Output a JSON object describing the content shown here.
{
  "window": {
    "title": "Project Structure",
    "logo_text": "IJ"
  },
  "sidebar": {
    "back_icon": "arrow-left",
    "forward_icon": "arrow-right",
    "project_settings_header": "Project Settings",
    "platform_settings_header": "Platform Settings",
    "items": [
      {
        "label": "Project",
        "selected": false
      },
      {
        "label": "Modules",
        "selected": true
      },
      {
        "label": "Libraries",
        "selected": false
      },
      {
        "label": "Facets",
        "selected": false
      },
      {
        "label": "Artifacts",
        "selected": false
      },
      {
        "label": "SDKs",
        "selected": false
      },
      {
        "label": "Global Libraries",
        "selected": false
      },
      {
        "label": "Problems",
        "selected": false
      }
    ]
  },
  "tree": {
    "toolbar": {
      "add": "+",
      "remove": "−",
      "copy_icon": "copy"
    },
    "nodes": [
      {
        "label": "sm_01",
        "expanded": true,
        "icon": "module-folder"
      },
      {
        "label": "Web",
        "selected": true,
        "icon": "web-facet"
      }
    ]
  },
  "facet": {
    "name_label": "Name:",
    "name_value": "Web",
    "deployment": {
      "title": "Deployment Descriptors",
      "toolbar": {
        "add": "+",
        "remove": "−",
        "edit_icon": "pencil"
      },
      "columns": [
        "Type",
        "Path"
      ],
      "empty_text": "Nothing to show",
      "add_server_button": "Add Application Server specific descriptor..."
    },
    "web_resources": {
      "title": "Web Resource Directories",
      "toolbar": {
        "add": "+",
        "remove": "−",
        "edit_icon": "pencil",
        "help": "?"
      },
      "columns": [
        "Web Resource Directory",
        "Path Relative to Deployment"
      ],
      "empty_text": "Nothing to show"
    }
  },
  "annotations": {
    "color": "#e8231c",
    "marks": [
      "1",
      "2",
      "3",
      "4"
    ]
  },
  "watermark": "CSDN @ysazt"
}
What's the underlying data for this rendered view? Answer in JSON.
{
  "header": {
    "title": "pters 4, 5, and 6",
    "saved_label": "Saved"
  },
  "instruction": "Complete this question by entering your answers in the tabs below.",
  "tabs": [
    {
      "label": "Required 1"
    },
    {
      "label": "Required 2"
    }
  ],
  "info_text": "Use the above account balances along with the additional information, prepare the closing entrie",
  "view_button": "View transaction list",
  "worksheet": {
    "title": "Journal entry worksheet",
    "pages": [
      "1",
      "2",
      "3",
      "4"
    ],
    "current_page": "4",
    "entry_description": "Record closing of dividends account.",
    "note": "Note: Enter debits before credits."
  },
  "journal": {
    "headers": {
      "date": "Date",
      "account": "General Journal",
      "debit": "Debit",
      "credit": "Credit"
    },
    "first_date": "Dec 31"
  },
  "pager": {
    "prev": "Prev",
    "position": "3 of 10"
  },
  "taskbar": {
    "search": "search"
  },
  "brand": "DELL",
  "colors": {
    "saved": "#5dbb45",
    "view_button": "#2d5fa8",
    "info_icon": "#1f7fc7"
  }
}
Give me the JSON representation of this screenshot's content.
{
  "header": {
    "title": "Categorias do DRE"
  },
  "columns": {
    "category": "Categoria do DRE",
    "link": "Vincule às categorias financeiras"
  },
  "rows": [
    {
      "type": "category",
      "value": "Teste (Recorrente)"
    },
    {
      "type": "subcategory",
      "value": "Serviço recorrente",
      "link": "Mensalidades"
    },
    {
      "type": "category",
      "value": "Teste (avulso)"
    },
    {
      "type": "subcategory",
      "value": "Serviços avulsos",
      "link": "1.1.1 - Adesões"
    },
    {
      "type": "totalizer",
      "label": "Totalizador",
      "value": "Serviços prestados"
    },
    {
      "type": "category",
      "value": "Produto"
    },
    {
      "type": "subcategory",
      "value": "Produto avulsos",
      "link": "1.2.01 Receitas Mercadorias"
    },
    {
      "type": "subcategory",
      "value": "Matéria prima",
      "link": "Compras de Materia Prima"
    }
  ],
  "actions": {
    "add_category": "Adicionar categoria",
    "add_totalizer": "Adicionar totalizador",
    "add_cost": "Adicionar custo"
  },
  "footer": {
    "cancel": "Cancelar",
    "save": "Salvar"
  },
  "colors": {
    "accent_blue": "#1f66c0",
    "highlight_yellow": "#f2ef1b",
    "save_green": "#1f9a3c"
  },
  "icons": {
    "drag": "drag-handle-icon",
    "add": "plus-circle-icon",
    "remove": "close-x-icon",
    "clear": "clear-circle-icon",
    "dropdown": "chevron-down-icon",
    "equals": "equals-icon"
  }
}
--------------------------------
**EXERCISE OBJECTIVE**
Select every line of the material above holding the word "account" and copy it.

**CORRECT RESPONSE**
  "info_text": "Use the above account balances along with the additional information, prepare the closing entrie",
    "entry_description": "Record closing of dividends account.",
      "account": "General Journal",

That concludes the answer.